═══ Extracted information
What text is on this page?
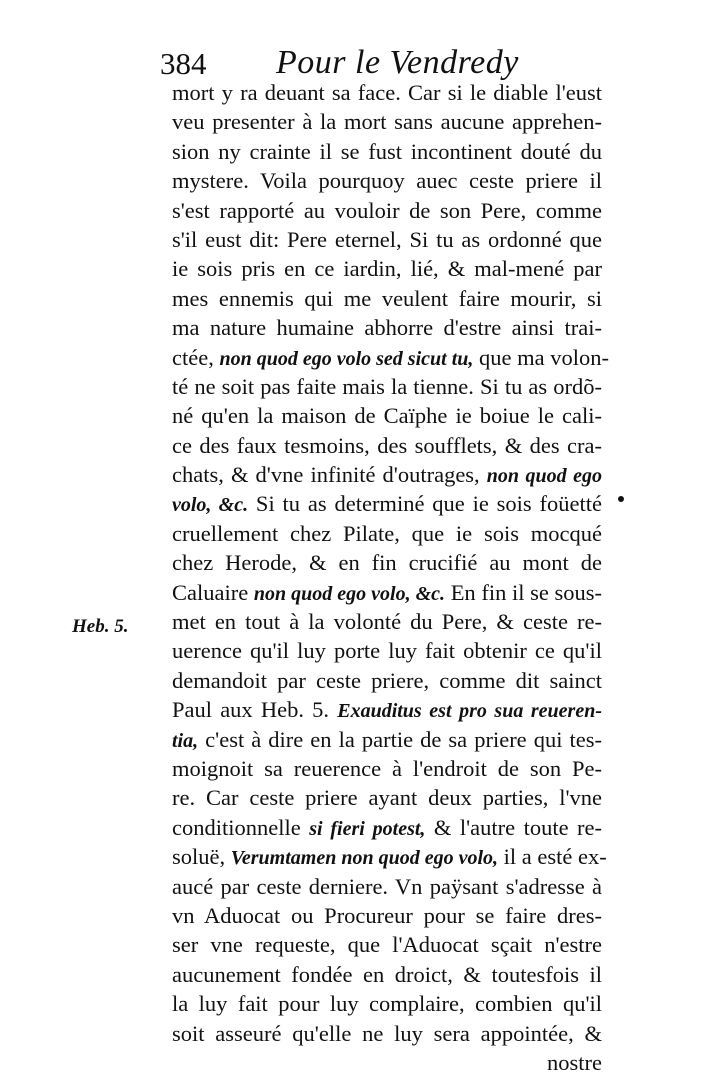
384 Pour le Vendredy
Heb. 5.
mort y ra deuant sa face. Car si le diable l'eust
veu presenter à la mort sans aucune apprehen-
sion ny crainte il se fust incontinent douté du
mystere. Voila pourquoy auec ceste priere il
s'est rapporté au vouloir de son Pere, comme
s'il eust dit: Pere eternel, Si tu as ordonné que
ie sois pris en ce iardin, lié, & mal-mené par
mes ennemis qui me veulent faire mourir, si
ma nature humaine abhorre d'estre ainsi trai-
ctée, non quod ego volo sed sicut tu, que ma volon-
té ne soit pas faite mais la tienne. Si tu as ordõ-
né qu'en la maison de Caïphe ie boiue le cali-
ce des faux tesmoins, des soufflets, & des cra-
chats, & d'vne infinité d'outrages, non quod ego
volo, &c. Si tu as determiné que ie sois foüetté
cruellement chez Pilate, que ie sois mocqué
chez Herode, & en fin crucifié au mont de
Caluaire non quod ego volo, &c. En fin il se sous-
met en tout à la volonté du Pere, & ceste re-
uerence qu'il luy porte luy fait obtenir ce qu'il
demandoit par ceste priere, comme dit sainct
Paul aux Heb. 5. Exauditus est pro sua reueren-
tia, c'est à dire en la partie de sa priere qui tes-
moignoit sa reuerence à l'endroit de son Pe-
re. Car ceste priere ayant deux parties, l'vne
conditionnelle si fieri potest, & l'autre toute re-
soluë, Verumtamen non quod ego volo, il a esté ex-
aucé par ceste derniere. Vn paÿsant s'adresse à
vn Aduocat ou Procureur pour se faire dres-
ser vne requeste, que l'Aduocat sçait n'estre
aucunement fondée en droict, & toutesfois il
la luy fait pour luy complaire, combien qu'il
soit asseuré qu'elle ne luy sera appointée, &
nostre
══════
(Goal of the exercise):
Copy all the lines of data exactly as they appear, dropping any images.

(The answer):
What text is on this page?
384 Pour le Vendredy
Heb. 5.
mort y ra deuant sa face. Car si le diable l'eust
veu presenter à la mort sans aucune apprehen-
sion ny crainte il se fust incontinent douté du
mystere. Voila pourquoy auec ceste priere il
s'est rapporté au vouloir de son Pere, comme
s'il eust dit: Pere eternel, Si tu as ordonné que
ie sois pris en ce iardin, lié, & mal-mené par
mes ennemis qui me veulent faire mourir, si
ma nature humaine abhorre d'estre ainsi trai-
ctée, non quod ego volo sed sicut tu, que ma volon-
té ne soit pas faite mais la tienne. Si tu as ordõ-
né qu'en la maison de Caïphe ie boiue le cali-
ce des faux tesmoins, des soufflets, & des cra-
chats, & d'vne infinité d'outrages, non quod ego
volo, &c. Si tu as determiné que ie sois foüetté
cruellement chez Pilate, que ie sois mocqué
chez Herode, & en fin crucifié au mont de
Caluaire non quod ego volo, &c. En fin il se sous-
met en tout à la volonté du Pere, & ceste re-
uerence qu'il luy porte luy fait obtenir ce qu'il
demandoit par ceste priere, comme dit sainct
Paul aux Heb. 5. Exauditus est pro sua reueren-
tia, c'est à dire en la partie de sa priere qui tes-
moignoit sa reuerence à l'endroit de son Pe-
re. Car ceste priere ayant deux parties, l'vne
conditionnelle si fieri potest, & l'autre toute re-
soluë, Verumtamen non quod ego volo, il a esté ex-
aucé par ceste derniere. Vn paÿsant s'adresse à
vn Aduocat ou Procureur pour se faire dres-
ser vne requeste, que l'Aduocat sçait n'estre
aucunement fondée en droict, & toutesfois il
la luy fait pour luy complaire, combien qu'il
soit asseuré qu'elle ne luy sera appointée, &
nostre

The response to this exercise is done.